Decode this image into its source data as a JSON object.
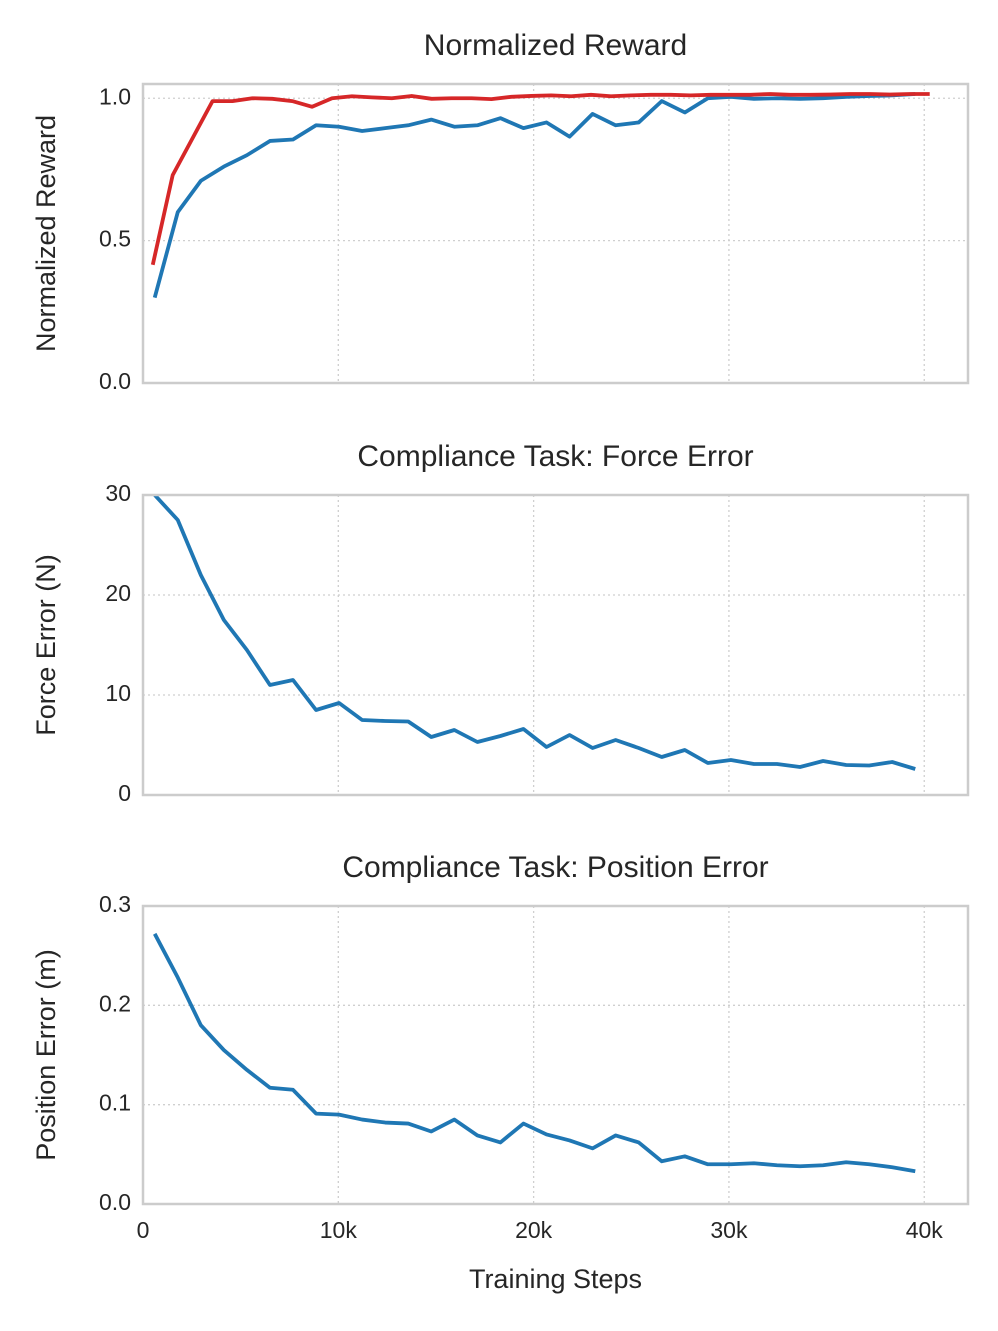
{
  "chart_data": [
    {
      "type": "line",
      "title": "Normalized Reward",
      "ylabel": "Normalized Reward",
      "sharex": true,
      "grid": true,
      "xlim": [
        0,
        42240
      ],
      "ylim": [
        0,
        1.05
      ],
      "xticks": [
        0,
        10000,
        20000,
        30000,
        40000
      ],
      "yticks": [
        {
          "value": 0,
          "label": "0.0"
        },
        {
          "value": 0.5,
          "label": "0.5"
        },
        {
          "value": 1,
          "label": "1.0"
        }
      ],
      "series": [
        {
          "color": "#1f77b4",
          "x": [
            600,
            1780,
            2960,
            4140,
            5320,
            6500,
            7680,
            8860,
            10040,
            11220,
            12400,
            13580,
            14760,
            15940,
            17120,
            18300,
            19480,
            20660,
            21840,
            23020,
            24200,
            25380,
            26560,
            27740,
            28920,
            30100,
            31280,
            32460,
            33640,
            34820,
            36000,
            37180,
            38360,
            39540
          ],
          "values": [
            0.3,
            0.6,
            0.71,
            0.76,
            0.8,
            0.85,
            0.855,
            0.905,
            0.9,
            0.885,
            0.895,
            0.905,
            0.925,
            0.9,
            0.905,
            0.93,
            0.895,
            0.915,
            0.865,
            0.945,
            0.905,
            0.915,
            0.99,
            0.95,
            1.0,
            1.005,
            0.998,
            1.0,
            0.998,
            1.0,
            1.005,
            1.008,
            1.01,
            1.015
          ]
        },
        {
          "color": "#d62728",
          "x": [
            500,
            1520,
            2540,
            3560,
            4580,
            5600,
            6620,
            7640,
            8660,
            9680,
            10700,
            11720,
            12740,
            13760,
            14780,
            15800,
            16820,
            17840,
            18860,
            19880,
            20900,
            21920,
            22940,
            23960,
            24980,
            26000,
            27020,
            28040,
            29060,
            30080,
            31100,
            32120,
            33140,
            34160,
            35180,
            36200,
            37220,
            38240,
            39260,
            40280
          ],
          "values": [
            0.415,
            0.73,
            0.86,
            0.99,
            0.99,
            1.0,
            0.998,
            0.99,
            0.97,
            1.0,
            1.007,
            1.003,
            1.0,
            1.008,
            0.998,
            1.0,
            1.0,
            0.997,
            1.005,
            1.008,
            1.01,
            1.007,
            1.012,
            1.007,
            1.01,
            1.012,
            1.012,
            1.01,
            1.012,
            1.012,
            1.012,
            1.015,
            1.012,
            1.012,
            1.013,
            1.015,
            1.015,
            1.013,
            1.015,
            1.015
          ]
        }
      ]
    },
    {
      "type": "line",
      "title": "Compliance Task: Force Error",
      "ylabel": "Force Error (N)",
      "sharex": true,
      "grid": true,
      "xlim": [
        0,
        42240
      ],
      "ylim": [
        0,
        30
      ],
      "xticks": [
        0,
        10000,
        20000,
        30000,
        40000
      ],
      "yticks": [
        0,
        10,
        20,
        30
      ],
      "series": [
        {
          "color": "#1f77b4",
          "x": [
            600,
            1780,
            2960,
            4140,
            5320,
            6500,
            7680,
            8860,
            10040,
            11220,
            12400,
            13580,
            14760,
            15940,
            17120,
            18300,
            19480,
            20660,
            21840,
            23020,
            24200,
            25380,
            26560,
            27740,
            28920,
            30100,
            31280,
            32460,
            33640,
            34820,
            36000,
            37180,
            38360,
            39540
          ],
          "values": [
            30,
            27.5,
            22,
            17.5,
            14.5,
            11,
            11.5,
            8.5,
            9.2,
            7.5,
            7.4,
            7.35,
            5.8,
            6.5,
            5.3,
            5.9,
            6.6,
            4.8,
            6.0,
            4.7,
            5.5,
            4.7,
            3.8,
            4.5,
            3.2,
            3.5,
            3.1,
            3.1,
            2.8,
            3.4,
            3.0,
            2.95,
            3.3,
            2.6
          ]
        }
      ]
    },
    {
      "type": "line",
      "title": "Compliance Task: Position Error",
      "ylabel": "Position Error (m)",
      "xlabel": "Training Steps",
      "grid": true,
      "xlim": [
        0,
        42240
      ],
      "ylim": [
        0,
        0.3
      ],
      "xticks": [
        0,
        {
          "value": 10000,
          "label": "10k"
        },
        {
          "value": 20000,
          "label": "20k"
        },
        {
          "value": 30000,
          "label": "30k"
        },
        {
          "value": 40000,
          "label": "40k"
        }
      ],
      "yticks": [
        {
          "value": 0,
          "label": "0.0"
        },
        0.1,
        0.2,
        0.3
      ],
      "series": [
        {
          "color": "#1f77b4",
          "x": [
            600,
            1780,
            2960,
            4140,
            5320,
            6500,
            7680,
            8860,
            10040,
            11220,
            12400,
            13580,
            14760,
            15940,
            17120,
            18300,
            19480,
            20660,
            21840,
            23020,
            24200,
            25380,
            26560,
            27740,
            28920,
            30100,
            31280,
            32460,
            33640,
            34820,
            36000,
            37180,
            38360,
            39540
          ],
          "values": [
            0.272,
            0.228,
            0.18,
            0.155,
            0.135,
            0.117,
            0.115,
            0.091,
            0.09,
            0.085,
            0.082,
            0.081,
            0.073,
            0.085,
            0.069,
            0.062,
            0.081,
            0.07,
            0.064,
            0.056,
            0.069,
            0.062,
            0.043,
            0.048,
            0.04,
            0.04,
            0.041,
            0.039,
            0.038,
            0.039,
            0.042,
            0.04,
            0.037,
            0.033
          ]
        }
      ]
    }
  ]
}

- **What is required**: Copy every line that contains the string "ylabel".

- **Result for this task**:
      "ylabel": "Normalized Reward",
      "ylabel": "Force Error (N)",
      "ylabel": "Position Error (m)",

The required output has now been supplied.